EXERCISE OBJECTIVE: Within the listing below, locate all lines containing the word "nazwie". Copy each one.

(Lines of data)

>>>

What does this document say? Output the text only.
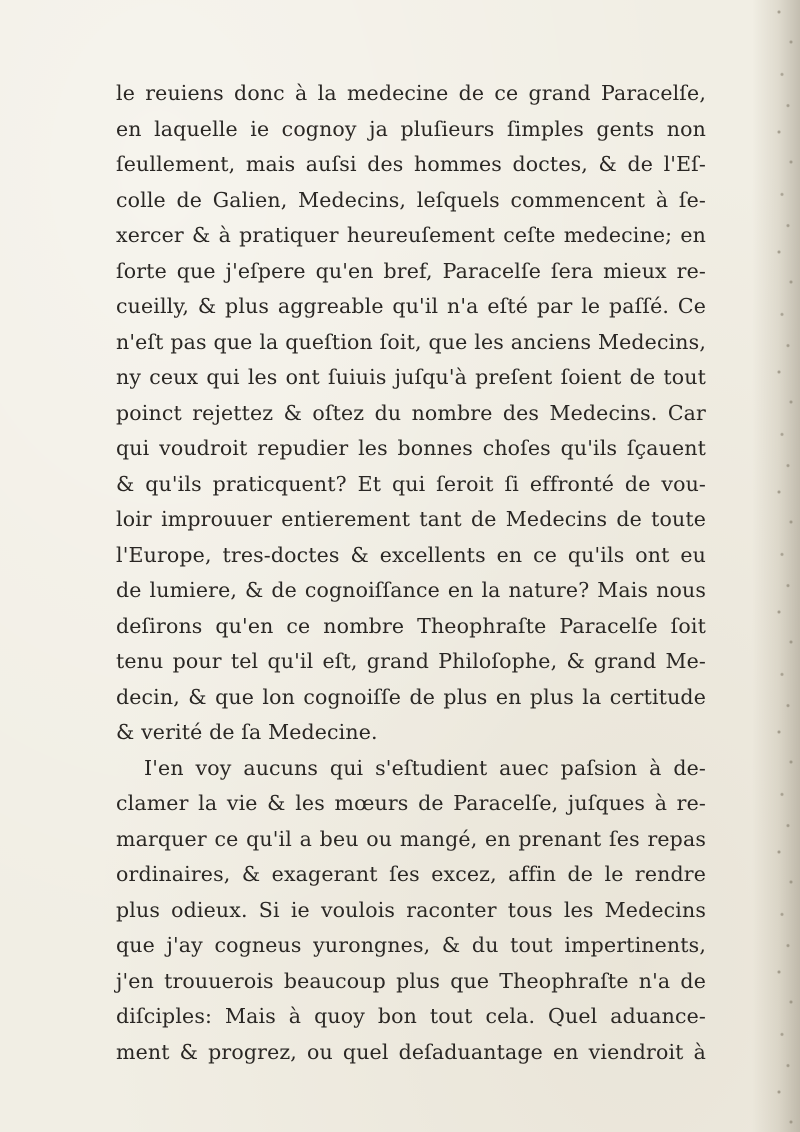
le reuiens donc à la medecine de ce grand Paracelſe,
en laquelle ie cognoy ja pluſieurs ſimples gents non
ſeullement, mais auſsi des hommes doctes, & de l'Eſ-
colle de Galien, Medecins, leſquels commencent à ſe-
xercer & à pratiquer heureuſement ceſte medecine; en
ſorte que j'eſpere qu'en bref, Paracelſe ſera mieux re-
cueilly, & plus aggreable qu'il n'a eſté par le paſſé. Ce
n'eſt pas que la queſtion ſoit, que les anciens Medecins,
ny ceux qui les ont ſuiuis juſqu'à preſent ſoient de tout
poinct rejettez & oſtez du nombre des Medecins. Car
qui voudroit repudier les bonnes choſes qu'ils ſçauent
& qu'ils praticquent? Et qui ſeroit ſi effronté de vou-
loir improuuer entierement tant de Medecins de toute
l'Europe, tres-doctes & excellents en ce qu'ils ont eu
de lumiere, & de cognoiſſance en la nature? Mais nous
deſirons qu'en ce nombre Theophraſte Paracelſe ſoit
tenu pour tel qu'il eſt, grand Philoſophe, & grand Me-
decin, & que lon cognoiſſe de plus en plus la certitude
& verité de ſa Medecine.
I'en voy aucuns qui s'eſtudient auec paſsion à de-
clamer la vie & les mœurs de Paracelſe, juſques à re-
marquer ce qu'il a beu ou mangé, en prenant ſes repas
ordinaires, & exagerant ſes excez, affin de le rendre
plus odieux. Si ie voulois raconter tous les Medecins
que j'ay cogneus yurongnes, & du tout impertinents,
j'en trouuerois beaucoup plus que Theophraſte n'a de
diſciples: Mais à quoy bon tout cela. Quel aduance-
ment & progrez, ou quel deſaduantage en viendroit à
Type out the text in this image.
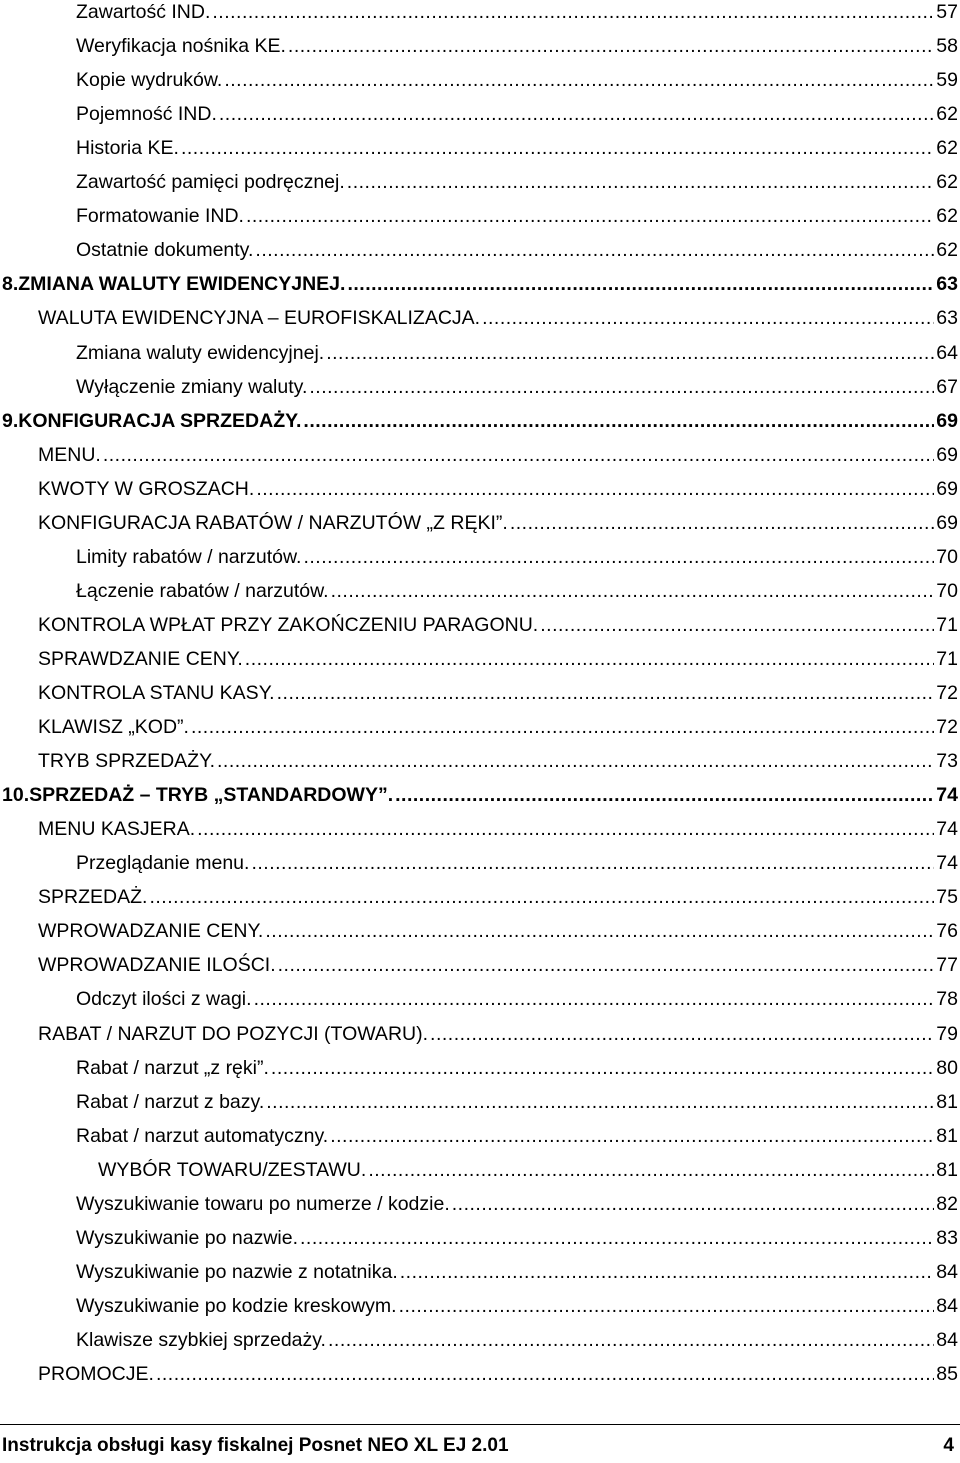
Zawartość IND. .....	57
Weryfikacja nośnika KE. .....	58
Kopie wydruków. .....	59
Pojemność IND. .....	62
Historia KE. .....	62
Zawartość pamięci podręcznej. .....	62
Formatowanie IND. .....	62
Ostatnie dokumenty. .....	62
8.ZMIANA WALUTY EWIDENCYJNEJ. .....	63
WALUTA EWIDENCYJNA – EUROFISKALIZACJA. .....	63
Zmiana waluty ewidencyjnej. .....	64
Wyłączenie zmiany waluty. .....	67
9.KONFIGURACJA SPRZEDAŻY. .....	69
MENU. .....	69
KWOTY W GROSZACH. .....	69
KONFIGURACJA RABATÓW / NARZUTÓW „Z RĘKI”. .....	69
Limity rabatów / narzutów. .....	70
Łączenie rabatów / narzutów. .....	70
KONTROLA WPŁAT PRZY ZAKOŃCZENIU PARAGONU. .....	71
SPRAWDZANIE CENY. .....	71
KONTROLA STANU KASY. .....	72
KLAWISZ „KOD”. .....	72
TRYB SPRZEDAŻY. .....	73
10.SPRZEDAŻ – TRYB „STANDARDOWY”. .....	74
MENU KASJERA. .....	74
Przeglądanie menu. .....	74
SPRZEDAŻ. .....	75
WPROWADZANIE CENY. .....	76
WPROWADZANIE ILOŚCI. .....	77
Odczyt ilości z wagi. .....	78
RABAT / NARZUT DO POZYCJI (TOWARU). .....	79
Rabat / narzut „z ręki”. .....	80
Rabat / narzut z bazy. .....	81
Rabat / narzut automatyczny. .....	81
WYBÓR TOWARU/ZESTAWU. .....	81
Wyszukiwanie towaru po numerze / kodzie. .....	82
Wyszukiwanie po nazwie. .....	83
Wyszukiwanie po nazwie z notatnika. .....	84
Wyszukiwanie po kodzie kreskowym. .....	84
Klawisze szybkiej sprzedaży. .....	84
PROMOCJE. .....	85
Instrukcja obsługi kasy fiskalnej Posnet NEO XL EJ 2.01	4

<<<

EXERCISE RESPONSE:
Wyszukiwanie po nazwie. .....	83
Wyszukiwanie po nazwie z notatnika. .....	84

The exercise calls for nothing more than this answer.